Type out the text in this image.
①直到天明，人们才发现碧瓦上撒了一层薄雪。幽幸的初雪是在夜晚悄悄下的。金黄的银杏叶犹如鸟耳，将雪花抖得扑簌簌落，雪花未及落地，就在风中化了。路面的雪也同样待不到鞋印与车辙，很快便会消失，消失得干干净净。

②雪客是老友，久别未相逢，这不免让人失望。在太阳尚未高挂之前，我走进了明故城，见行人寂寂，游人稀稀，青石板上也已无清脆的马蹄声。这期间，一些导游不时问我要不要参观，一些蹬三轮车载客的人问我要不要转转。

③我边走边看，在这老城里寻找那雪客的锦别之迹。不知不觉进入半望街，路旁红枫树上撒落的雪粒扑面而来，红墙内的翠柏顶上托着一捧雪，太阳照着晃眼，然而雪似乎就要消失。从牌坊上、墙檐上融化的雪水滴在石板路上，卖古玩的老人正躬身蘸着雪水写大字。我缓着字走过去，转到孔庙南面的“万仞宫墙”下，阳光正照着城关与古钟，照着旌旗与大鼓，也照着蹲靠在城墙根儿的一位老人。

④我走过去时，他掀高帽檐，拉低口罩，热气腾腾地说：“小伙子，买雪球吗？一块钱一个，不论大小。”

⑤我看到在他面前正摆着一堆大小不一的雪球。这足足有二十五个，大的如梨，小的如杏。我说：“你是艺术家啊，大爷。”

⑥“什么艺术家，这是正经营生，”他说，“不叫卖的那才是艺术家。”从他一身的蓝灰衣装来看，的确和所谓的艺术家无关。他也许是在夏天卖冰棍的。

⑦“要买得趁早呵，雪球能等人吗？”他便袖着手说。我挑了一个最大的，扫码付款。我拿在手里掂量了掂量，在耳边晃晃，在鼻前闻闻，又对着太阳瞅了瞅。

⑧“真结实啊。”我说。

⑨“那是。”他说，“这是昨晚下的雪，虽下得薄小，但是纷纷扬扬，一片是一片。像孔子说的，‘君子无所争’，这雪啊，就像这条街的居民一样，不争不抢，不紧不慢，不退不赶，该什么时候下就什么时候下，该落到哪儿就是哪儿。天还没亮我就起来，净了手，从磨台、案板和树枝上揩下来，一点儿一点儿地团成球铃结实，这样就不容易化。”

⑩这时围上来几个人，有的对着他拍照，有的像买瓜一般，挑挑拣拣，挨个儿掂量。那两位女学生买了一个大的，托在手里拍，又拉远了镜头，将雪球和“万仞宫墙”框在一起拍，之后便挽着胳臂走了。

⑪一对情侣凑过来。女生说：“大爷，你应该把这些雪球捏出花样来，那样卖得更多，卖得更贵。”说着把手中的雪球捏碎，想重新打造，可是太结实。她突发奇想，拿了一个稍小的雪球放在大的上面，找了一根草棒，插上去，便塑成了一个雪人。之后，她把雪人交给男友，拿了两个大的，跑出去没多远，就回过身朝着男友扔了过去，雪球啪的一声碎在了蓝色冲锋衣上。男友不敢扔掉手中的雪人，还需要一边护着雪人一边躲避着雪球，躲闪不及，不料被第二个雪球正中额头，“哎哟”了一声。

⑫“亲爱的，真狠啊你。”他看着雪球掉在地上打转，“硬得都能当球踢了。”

========================================================================

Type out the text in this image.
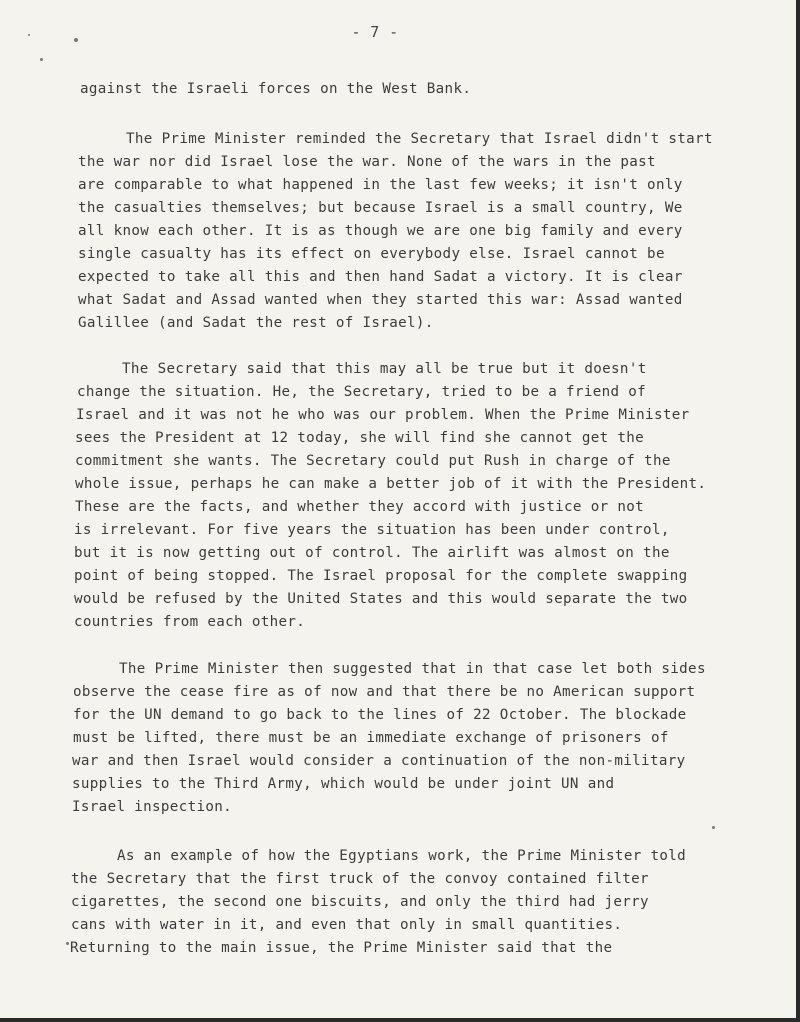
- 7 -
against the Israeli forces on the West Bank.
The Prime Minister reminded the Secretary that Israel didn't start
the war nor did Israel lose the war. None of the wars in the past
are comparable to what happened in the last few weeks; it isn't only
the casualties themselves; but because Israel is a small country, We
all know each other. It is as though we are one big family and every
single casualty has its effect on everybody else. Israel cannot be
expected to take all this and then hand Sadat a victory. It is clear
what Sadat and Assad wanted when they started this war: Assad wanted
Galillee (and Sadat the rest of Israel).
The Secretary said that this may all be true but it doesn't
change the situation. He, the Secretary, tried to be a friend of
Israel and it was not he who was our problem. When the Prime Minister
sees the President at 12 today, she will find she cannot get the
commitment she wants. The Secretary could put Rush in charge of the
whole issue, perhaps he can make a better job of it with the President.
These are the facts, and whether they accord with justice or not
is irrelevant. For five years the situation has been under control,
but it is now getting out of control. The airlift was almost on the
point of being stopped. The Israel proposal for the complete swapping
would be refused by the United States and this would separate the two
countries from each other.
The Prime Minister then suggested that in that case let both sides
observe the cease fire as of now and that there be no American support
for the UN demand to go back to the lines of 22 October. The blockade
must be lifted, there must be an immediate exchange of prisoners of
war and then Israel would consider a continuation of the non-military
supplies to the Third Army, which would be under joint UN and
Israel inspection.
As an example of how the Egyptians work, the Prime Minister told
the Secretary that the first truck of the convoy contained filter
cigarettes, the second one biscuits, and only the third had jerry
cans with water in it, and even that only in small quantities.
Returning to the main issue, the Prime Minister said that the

========================================================================

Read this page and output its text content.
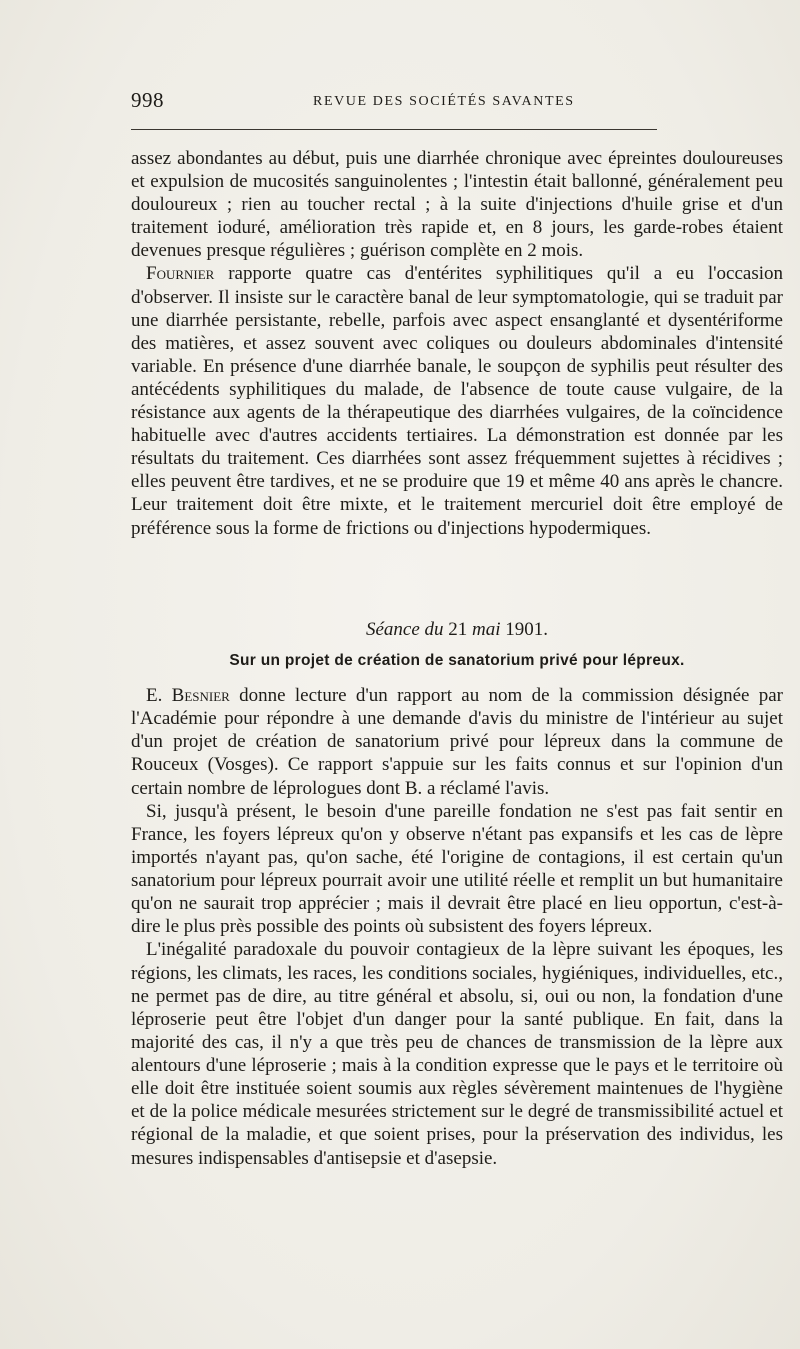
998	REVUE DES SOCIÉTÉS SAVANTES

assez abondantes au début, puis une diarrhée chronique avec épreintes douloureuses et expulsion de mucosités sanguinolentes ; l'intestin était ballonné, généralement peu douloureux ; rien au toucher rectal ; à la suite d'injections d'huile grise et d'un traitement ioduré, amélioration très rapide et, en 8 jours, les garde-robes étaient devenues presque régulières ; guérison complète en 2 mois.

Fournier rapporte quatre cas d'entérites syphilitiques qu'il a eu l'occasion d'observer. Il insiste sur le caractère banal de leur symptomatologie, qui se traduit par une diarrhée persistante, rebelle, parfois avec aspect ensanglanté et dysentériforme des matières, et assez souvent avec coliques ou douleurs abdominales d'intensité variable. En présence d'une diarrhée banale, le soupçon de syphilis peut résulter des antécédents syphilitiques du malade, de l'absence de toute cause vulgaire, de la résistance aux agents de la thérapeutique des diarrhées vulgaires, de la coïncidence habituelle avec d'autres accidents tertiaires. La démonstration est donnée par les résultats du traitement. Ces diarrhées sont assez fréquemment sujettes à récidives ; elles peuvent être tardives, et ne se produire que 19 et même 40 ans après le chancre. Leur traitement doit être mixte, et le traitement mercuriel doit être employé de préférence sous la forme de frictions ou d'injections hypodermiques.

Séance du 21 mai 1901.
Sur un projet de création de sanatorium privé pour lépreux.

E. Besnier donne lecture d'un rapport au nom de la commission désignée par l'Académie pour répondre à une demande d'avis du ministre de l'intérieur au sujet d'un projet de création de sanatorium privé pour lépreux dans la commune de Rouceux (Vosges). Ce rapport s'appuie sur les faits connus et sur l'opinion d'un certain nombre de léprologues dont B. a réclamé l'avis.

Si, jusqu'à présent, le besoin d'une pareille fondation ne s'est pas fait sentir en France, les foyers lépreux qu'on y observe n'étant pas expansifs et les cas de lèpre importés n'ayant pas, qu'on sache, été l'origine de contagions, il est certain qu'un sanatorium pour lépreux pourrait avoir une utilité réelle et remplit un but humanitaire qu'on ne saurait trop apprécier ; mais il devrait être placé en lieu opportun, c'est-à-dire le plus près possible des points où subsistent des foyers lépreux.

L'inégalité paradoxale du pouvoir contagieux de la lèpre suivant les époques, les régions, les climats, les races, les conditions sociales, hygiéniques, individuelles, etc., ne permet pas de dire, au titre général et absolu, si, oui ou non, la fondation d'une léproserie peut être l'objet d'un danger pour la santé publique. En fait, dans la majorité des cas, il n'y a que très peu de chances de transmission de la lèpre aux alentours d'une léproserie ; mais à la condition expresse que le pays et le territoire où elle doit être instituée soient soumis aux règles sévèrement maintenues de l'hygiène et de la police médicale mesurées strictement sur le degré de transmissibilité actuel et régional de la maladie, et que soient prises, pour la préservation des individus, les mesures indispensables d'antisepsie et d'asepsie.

========================================================================

- YOUR TASK: Using the records above, gather all lines where the string "then" is present.

- OUTPUT BELOW:
expected to take all this and then hand Sadat a victory. It is clear
The Prime Minister then suggested that in that case let both sides
war and then Israel would consider a continuation of the non-military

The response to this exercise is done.